[DATA SUPPLIED]

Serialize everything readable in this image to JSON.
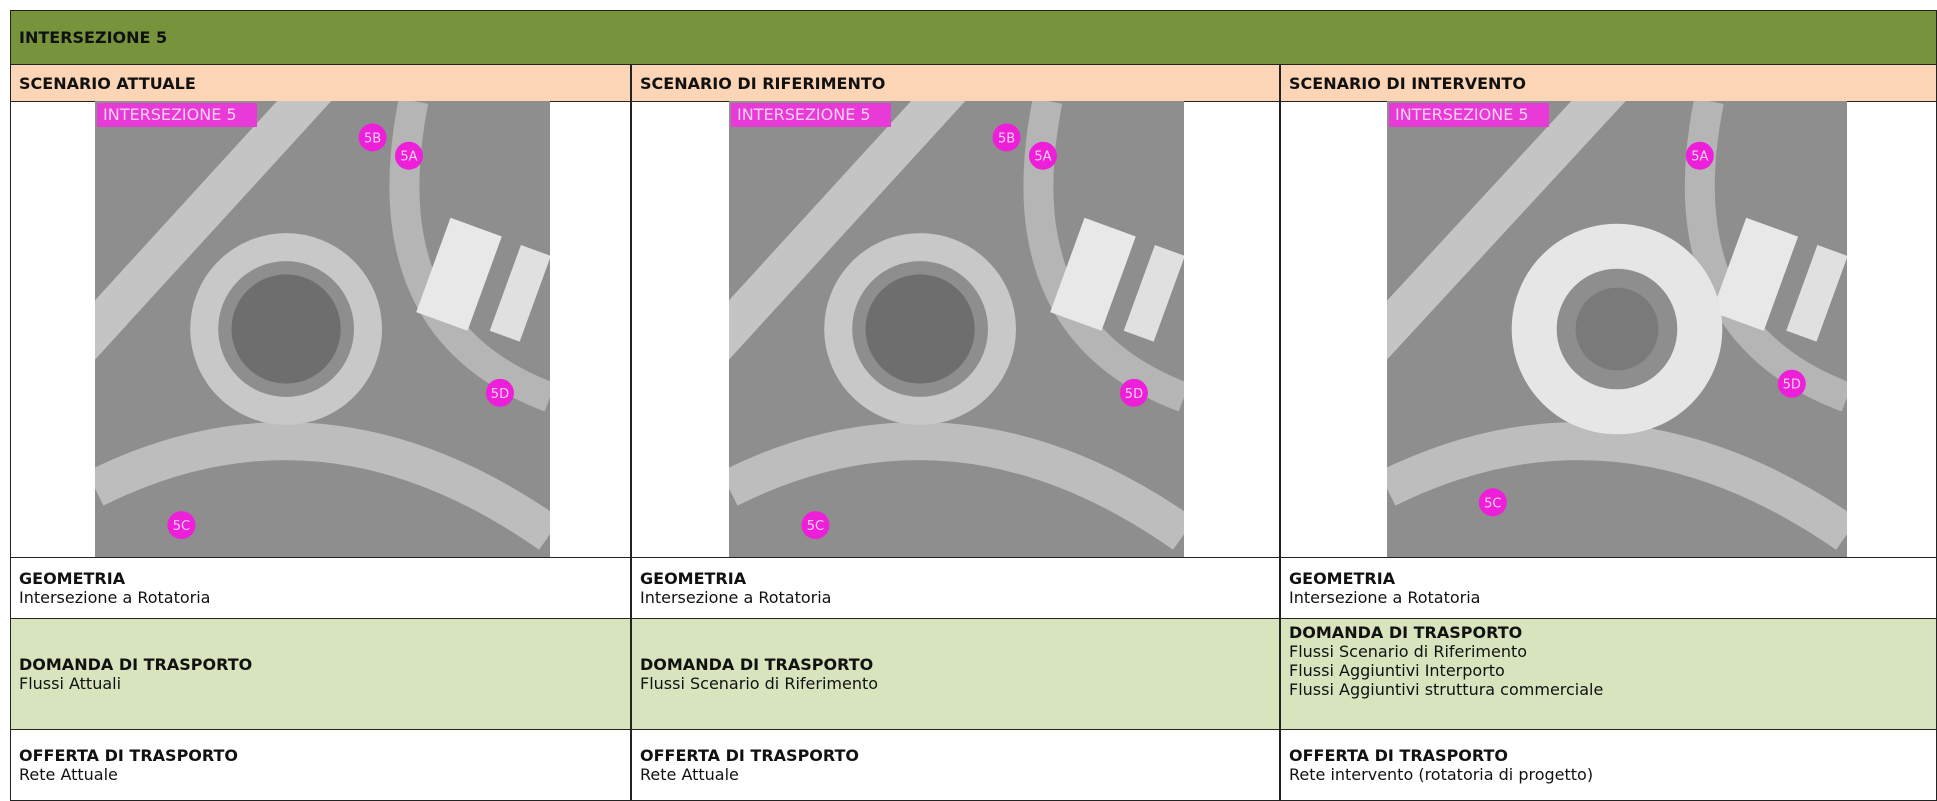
{
  "header": {
    "title": "INTERSEZIONE 5"
  },
  "columns": [
    {
      "scenario": "SCENARIO ATTUALE",
      "image": {
        "title": "INTERSEZIONE 5",
        "markers": [
          "5B",
          "5A",
          "5D",
          "5C"
        ]
      },
      "geometry": {
        "label": "GEOMETRIA",
        "text": "Intersezione a Rotatoria"
      },
      "demand": {
        "label": "DOMANDA DI TRASPORTO",
        "lines": [
          "Flussi Attuali"
        ]
      },
      "supply": {
        "label": "OFFERTA DI TRASPORTO",
        "text": "Rete Attuale"
      }
    },
    {
      "scenario": "SCENARIO DI RIFERIMENTO",
      "image": {
        "title": "INTERSEZIONE 5",
        "markers": [
          "5B",
          "5A",
          "5D",
          "5C"
        ]
      },
      "geometry": {
        "label": "GEOMETRIA",
        "text": "Intersezione a Rotatoria"
      },
      "demand": {
        "label": "DOMANDA DI TRASPORTO",
        "lines": [
          "Flussi Scenario di Riferimento"
        ]
      },
      "supply": {
        "label": "OFFERTA DI TRASPORTO",
        "text": "Rete Attuale"
      }
    },
    {
      "scenario": "SCENARIO DI INTERVENTO",
      "image": {
        "title": "INTERSEZIONE 5",
        "markers": [
          "5A",
          "5D",
          "5C"
        ]
      },
      "geometry": {
        "label": "GEOMETRIA",
        "text": "Intersezione a Rotatoria"
      },
      "demand": {
        "label": "DOMANDA DI TRASPORTO",
        "lines": [
          "Flussi Scenario di Riferimento",
          "Flussi Aggiuntivi Interporto",
          "Flussi Aggiuntivi struttura commerciale"
        ]
      },
      "supply": {
        "label": "OFFERTA DI TRASPORTO",
        "text": "Rete intervento (rotatoria di progetto)"
      }
    }
  ]
}
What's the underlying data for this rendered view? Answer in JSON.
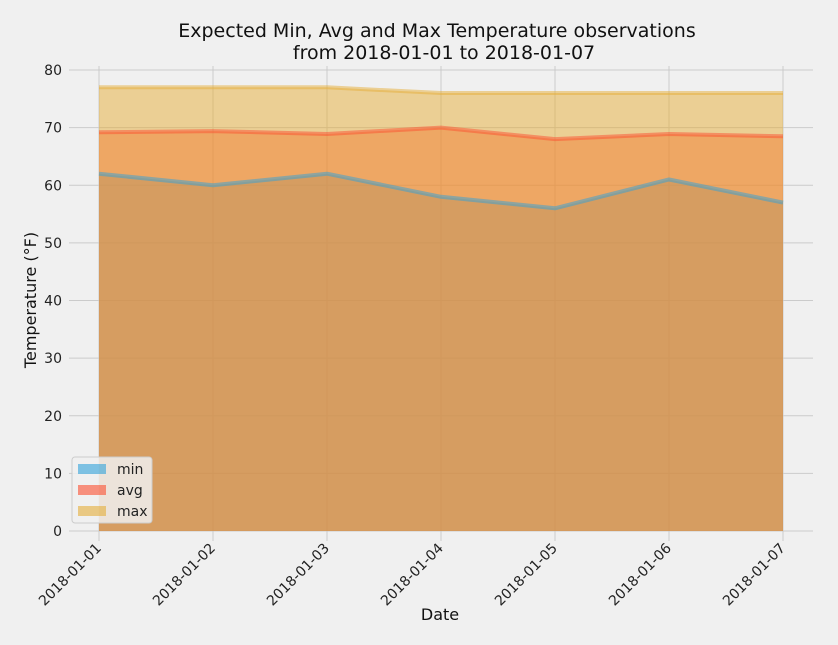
{
  "chart_data": {
    "type": "area",
    "title_line1": "Expected Min, Avg and Max Temperature observations",
    "title_line2": "from 2018-01-01 to 2018-01-07",
    "xlabel": "Date",
    "ylabel": "Temperature (°F)",
    "categories": [
      "2018-01-01",
      "2018-01-02",
      "2018-01-03",
      "2018-01-04",
      "2018-01-05",
      "2018-01-06",
      "2018-01-07"
    ],
    "ylim": [
      0,
      80
    ],
    "yticks": [
      0,
      10,
      20,
      30,
      40,
      50,
      60,
      70,
      80
    ],
    "grid": true,
    "stacked": false,
    "legend_position": "lower-left",
    "series": [
      {
        "name": "min",
        "color": "#30a2da",
        "values": [
          62.0,
          60.0,
          62.0,
          58.0,
          56.0,
          61.0,
          57.0
        ]
      },
      {
        "name": "avg",
        "color": "#fc4f30",
        "values": [
          69.2,
          69.4,
          68.9,
          70.0,
          68.0,
          68.9,
          68.5
        ]
      },
      {
        "name": "max",
        "color": "#e5ae38",
        "values": [
          77.0,
          77.0,
          77.0,
          76.0,
          76.0,
          76.0,
          76.0
        ]
      }
    ]
  }
}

[WHAT IS ASKED] Write out every line above exactly as it is, leaving out the pictures.

[TASK OUTPUT]
Serialize everything readable in this image to JSON.
{
  "header": {
    "title": "INTERSEZIONE 5"
  },
  "columns": [
    {
      "scenario": "SCENARIO ATTUALE",
      "image": {
        "title": "INTERSEZIONE 5",
        "markers": [
          "5B",
          "5A",
          "5D",
          "5C"
        ]
      },
      "geometry": {
        "label": "GEOMETRIA",
        "text": "Intersezione a Rotatoria"
      },
      "demand": {
        "label": "DOMANDA DI TRASPORTO",
        "lines": [
          "Flussi Attuali"
        ]
      },
      "supply": {
        "label": "OFFERTA DI TRASPORTO",
        "text": "Rete Attuale"
      }
    },
    {
      "scenario": "SCENARIO DI RIFERIMENTO",
      "image": {
        "title": "INTERSEZIONE 5",
        "markers": [
          "5B",
          "5A",
          "5D",
          "5C"
        ]
      },
      "geometry": {
        "label": "GEOMETRIA",
        "text": "Intersezione a Rotatoria"
      },
      "demand": {
        "label": "DOMANDA DI TRASPORTO",
        "lines": [
          "Flussi Scenario di Riferimento"
        ]
      },
      "supply": {
        "label": "OFFERTA DI TRASPORTO",
        "text": "Rete Attuale"
      }
    },
    {
      "scenario": "SCENARIO DI INTERVENTO",
      "image": {
        "title": "INTERSEZIONE 5",
        "markers": [
          "5A",
          "5D",
          "5C"
        ]
      },
      "geometry": {
        "label": "GEOMETRIA",
        "text": "Intersezione a Rotatoria"
      },
      "demand": {
        "label": "DOMANDA DI TRASPORTO",
        "lines": [
          "Flussi Scenario di Riferimento",
          "Flussi Aggiuntivi Interporto",
          "Flussi Aggiuntivi struttura commerciale"
        ]
      },
      "supply": {
        "label": "OFFERTA DI TRASPORTO",
        "text": "Rete intervento (rotatoria di progetto)"
      }
    }
  ]
}
What's the underlying data for this rendered view? Answer in JSON.
{
  "chart_data": {
    "type": "area",
    "title_line1": "Expected Min, Avg and Max Temperature observations",
    "title_line2": "from 2018-01-01 to 2018-01-07",
    "xlabel": "Date",
    "ylabel": "Temperature (°F)",
    "categories": [
      "2018-01-01",
      "2018-01-02",
      "2018-01-03",
      "2018-01-04",
      "2018-01-05",
      "2018-01-06",
      "2018-01-07"
    ],
    "ylim": [
      0,
      80
    ],
    "yticks": [
      0,
      10,
      20,
      30,
      40,
      50,
      60,
      70,
      80
    ],
    "grid": true,
    "stacked": false,
    "legend_position": "lower-left",
    "series": [
      {
        "name": "min",
        "color": "#30a2da",
        "values": [
          62.0,
          60.0,
          62.0,
          58.0,
          56.0,
          61.0,
          57.0
        ]
      },
      {
        "name": "avg",
        "color": "#fc4f30",
        "values": [
          69.2,
          69.4,
          68.9,
          70.0,
          68.0,
          68.9,
          68.5
        ]
      },
      {
        "name": "max",
        "color": "#e5ae38",
        "values": [
          77.0,
          77.0,
          77.0,
          76.0,
          76.0,
          76.0,
          76.0
        ]
      }
    ]
  }
}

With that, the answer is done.